## TASK DIRECTIONS
Search the records below for the word "past" and show every line where it occurs.

----- INFORMATION GIVEN -----

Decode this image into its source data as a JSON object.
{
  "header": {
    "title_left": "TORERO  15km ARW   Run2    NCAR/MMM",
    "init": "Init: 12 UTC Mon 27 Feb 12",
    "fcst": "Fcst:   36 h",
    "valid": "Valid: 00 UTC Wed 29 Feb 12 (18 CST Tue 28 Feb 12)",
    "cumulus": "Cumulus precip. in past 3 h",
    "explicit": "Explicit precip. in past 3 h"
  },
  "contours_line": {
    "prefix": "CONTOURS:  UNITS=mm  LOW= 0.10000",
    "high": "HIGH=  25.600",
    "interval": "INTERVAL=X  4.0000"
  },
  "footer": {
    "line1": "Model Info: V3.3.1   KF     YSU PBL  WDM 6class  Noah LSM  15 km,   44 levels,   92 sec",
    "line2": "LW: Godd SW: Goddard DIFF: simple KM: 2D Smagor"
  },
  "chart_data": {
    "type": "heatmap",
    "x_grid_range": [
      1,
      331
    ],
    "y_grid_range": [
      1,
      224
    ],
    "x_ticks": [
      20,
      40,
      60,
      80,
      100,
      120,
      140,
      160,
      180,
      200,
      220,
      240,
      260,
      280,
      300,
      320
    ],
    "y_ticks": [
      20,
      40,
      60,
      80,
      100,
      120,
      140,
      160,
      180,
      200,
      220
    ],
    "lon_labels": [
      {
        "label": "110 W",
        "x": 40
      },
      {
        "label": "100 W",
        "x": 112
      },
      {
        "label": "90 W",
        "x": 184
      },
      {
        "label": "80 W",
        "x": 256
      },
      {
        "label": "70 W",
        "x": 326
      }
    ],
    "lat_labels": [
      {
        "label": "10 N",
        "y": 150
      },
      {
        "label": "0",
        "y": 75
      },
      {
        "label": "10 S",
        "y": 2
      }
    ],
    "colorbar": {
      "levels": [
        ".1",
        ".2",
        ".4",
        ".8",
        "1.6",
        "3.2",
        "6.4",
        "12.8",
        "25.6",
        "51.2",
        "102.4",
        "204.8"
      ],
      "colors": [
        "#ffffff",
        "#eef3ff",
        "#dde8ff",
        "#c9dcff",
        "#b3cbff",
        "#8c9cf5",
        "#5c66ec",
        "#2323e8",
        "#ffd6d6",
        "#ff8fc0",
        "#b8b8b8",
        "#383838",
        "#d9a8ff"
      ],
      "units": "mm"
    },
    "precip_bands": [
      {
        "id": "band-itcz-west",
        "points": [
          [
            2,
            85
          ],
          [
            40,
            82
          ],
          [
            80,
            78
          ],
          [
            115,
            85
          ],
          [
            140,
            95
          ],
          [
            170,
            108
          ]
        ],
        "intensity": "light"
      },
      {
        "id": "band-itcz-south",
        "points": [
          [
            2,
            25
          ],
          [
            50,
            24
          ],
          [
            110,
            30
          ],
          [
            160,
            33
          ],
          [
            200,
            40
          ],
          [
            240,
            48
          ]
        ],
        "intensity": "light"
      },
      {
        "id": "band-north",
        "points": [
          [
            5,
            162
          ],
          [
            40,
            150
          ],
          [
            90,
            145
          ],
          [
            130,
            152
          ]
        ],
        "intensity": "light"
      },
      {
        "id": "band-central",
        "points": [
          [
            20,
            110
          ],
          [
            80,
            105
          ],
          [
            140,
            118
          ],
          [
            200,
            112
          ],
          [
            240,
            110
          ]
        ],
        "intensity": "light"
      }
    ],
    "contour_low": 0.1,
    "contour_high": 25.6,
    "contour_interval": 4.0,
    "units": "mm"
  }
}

-----

## TASK SOLUTION
    "cumulus": "Cumulus precip. in past 3 h",
    "explicit": "Explicit precip. in past 3 h"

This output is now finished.